▸ PROBLEM STATEMENT
Copy each line that has the string "only" somewhere in it.

:::

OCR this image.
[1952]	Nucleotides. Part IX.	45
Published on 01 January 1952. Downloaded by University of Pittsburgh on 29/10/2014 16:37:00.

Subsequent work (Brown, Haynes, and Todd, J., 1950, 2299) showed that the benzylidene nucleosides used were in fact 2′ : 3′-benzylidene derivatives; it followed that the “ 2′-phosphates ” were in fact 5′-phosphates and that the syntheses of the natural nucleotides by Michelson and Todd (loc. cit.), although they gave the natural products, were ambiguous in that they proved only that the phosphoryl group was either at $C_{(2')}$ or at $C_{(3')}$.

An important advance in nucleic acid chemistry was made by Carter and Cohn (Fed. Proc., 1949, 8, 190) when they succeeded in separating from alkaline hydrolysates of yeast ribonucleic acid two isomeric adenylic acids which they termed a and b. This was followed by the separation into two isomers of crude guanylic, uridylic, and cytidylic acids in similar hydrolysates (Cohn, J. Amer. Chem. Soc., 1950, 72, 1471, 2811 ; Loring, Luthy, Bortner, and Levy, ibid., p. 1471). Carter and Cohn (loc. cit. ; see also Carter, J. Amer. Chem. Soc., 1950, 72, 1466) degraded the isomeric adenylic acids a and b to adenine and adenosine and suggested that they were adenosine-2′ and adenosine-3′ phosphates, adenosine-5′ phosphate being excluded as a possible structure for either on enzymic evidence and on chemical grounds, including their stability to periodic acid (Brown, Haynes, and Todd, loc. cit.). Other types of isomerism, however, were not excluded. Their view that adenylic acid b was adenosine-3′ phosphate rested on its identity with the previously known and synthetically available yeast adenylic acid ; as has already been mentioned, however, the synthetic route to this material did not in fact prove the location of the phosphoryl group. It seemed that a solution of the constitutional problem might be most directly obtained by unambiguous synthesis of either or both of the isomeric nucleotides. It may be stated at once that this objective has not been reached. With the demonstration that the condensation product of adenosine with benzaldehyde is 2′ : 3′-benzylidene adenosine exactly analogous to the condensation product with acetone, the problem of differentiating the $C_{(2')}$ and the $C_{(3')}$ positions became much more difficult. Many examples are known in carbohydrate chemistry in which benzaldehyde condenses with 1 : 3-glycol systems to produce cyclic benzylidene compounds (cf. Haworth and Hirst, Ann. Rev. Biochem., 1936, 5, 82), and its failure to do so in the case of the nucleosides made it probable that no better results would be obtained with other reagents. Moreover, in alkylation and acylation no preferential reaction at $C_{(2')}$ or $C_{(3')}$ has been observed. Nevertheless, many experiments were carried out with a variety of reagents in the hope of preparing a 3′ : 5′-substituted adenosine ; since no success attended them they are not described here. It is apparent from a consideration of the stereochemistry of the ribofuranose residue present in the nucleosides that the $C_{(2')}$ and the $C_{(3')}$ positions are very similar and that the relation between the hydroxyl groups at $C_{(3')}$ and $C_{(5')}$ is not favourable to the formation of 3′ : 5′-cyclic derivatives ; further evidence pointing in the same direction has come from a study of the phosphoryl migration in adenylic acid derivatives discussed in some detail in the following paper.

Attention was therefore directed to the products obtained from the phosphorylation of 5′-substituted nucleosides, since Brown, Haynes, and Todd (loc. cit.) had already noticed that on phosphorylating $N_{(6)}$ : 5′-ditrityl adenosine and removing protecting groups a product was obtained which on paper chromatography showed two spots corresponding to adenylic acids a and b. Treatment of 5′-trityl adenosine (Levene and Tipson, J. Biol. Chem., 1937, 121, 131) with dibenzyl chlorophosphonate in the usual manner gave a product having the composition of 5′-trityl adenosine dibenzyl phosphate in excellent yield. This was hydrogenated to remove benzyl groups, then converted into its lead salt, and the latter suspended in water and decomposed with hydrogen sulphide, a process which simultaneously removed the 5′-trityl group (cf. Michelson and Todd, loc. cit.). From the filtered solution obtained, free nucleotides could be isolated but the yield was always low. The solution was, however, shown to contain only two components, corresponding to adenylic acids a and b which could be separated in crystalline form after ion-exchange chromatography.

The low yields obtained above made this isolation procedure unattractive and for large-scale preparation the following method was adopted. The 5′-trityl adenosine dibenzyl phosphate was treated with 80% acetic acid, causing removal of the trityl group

:::

▸ EXPECTED OUTPUT
Subsequent work (Brown, Haynes, and Todd, J., 1950, 2299) showed that the benzylidene nucleosides used were in fact 2′ : 3′-benzylidene derivatives; it followed that the “ 2′-phosphates ” were in fact 5′-phosphates and that the syntheses of the natural nucleotides by Michelson and Todd (loc. cit.), although they gave the natural products, were ambiguous in that they proved only that the phosphoryl group was either at $C_{(2')}$ or at $C_{(3')}$.
Attention was therefore directed to the products obtained from the phosphorylation of 5′-substituted nucleosides, since Brown, Haynes, and Todd (loc. cit.) had already noticed that on phosphorylating $N_{(6)}$ : 5′-ditrityl adenosine and removing protecting groups a product was obtained which on paper chromatography showed two spots corresponding to adenylic acids a and b. Treatment of 5′-trityl adenosine (Levene and Tipson, J. Biol. Chem., 1937, 121, 131) with dibenzyl chlorophosphonate in the usual manner gave a product having the composition of 5′-trityl adenosine dibenzyl phosphate in excellent yield. This was hydrogenated to remove benzyl groups, then converted into its lead salt, and the latter suspended in water and decomposed with hydrogen sulphide, a process which simultaneously removed the 5′-trityl group (cf. Michelson and Todd, loc. cit.). From the filtered solution obtained, free nucleotides could be isolated but the yield was always low. The solution was, however, shown to contain only two components, corresponding to adenylic acids a and b which could be separated in crystalline form after ion-exchange chromatography.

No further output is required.